[Given records]

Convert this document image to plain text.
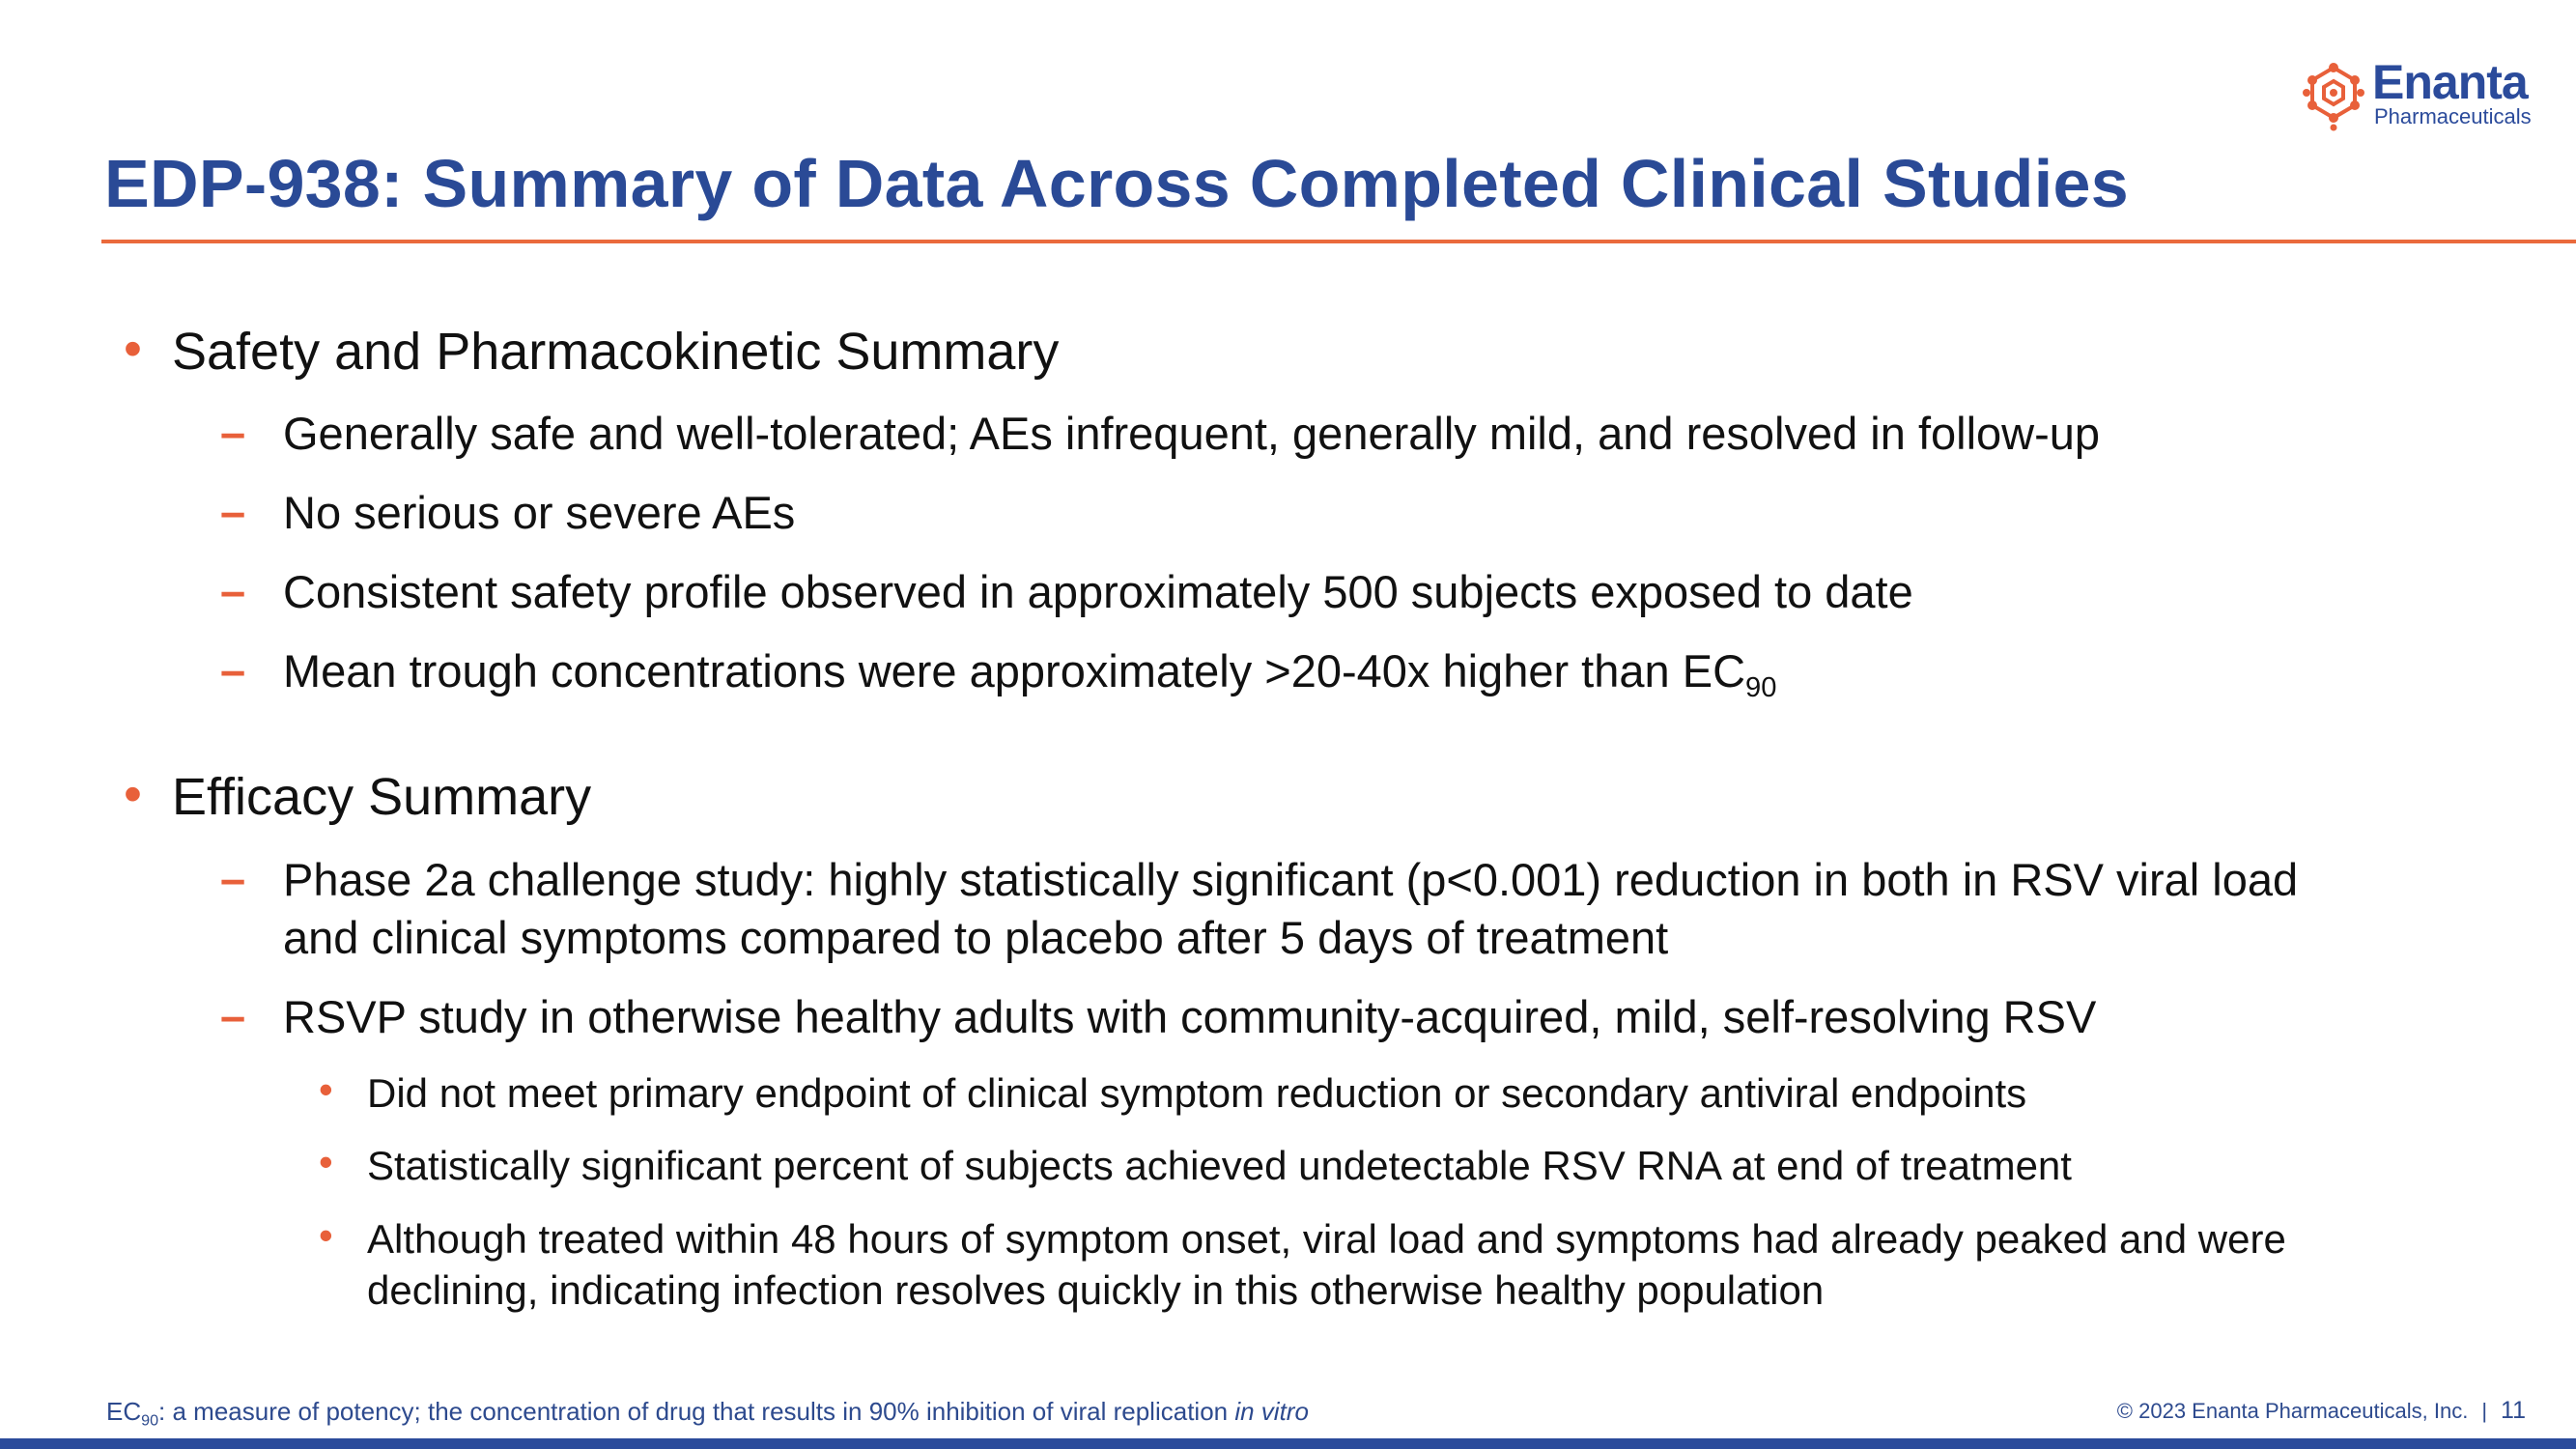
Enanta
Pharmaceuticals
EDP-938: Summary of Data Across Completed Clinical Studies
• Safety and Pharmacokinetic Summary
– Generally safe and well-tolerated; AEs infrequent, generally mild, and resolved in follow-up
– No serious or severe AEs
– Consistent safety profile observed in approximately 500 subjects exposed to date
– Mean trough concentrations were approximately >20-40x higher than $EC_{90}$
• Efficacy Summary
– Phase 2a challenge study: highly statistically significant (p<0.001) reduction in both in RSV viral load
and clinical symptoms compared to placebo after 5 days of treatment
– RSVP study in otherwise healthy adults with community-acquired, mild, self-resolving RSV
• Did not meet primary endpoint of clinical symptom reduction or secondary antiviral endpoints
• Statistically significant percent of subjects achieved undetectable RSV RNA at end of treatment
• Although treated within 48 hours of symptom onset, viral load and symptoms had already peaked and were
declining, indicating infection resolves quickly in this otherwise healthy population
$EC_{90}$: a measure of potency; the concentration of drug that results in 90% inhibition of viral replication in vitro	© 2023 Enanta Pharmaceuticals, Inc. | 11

--

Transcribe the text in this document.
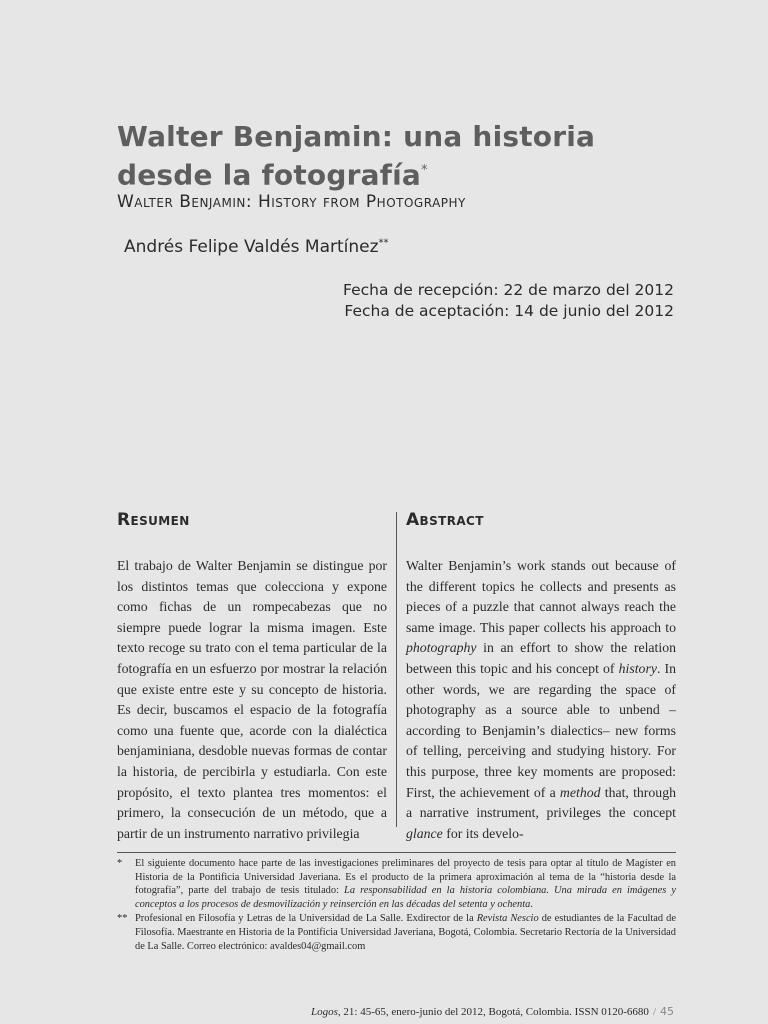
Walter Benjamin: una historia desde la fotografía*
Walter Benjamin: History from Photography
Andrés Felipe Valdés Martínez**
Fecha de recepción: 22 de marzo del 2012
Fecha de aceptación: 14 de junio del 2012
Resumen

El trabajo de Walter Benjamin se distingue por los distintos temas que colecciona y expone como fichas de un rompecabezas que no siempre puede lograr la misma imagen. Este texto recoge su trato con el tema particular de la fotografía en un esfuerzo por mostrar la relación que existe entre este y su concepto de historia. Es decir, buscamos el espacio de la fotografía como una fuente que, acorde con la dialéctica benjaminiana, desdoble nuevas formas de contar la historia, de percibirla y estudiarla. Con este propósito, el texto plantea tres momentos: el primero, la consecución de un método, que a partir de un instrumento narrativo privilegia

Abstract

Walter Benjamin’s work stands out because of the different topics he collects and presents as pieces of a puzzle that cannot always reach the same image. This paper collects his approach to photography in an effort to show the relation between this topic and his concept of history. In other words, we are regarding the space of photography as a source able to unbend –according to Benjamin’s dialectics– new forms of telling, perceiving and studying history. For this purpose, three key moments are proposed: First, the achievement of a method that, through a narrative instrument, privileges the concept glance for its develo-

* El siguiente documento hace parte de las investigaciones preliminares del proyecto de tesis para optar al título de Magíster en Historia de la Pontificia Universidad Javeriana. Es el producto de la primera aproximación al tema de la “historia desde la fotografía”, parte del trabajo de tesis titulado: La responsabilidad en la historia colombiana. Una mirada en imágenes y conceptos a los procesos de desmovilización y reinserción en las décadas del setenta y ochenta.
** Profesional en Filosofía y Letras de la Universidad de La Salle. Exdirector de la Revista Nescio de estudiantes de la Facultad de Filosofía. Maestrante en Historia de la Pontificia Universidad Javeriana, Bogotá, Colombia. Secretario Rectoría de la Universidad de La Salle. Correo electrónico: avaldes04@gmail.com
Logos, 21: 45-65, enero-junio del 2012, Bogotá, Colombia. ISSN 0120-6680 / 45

[Exercise prompt]
Copy each line above where "Universidad" appears.

[Solution to this problem]
* El siguiente documento hace parte de las investigaciones preliminares del proyecto de tesis para optar al título de Magíster en Historia de la Pontificia Universidad Javeriana. Es el producto de la primera aproximación al tema de la “historia desde la fotografía”, parte del trabajo de tesis titulado: La responsabilidad en la historia colombiana. Una mirada en imágenes y conceptos a los procesos de desmovilización y reinserción en las décadas del setenta y ochenta.
** Profesional en Filosofía y Letras de la Universidad de La Salle. Exdirector de la Revista Nescio de estudiantes de la Facultad de Filosofía. Maestrante en Historia de la Pontificia Universidad Javeriana, Bogotá, Colombia. Secretario Rectoría de la Universidad de La Salle. Correo electrónico: avaldes04@gmail.com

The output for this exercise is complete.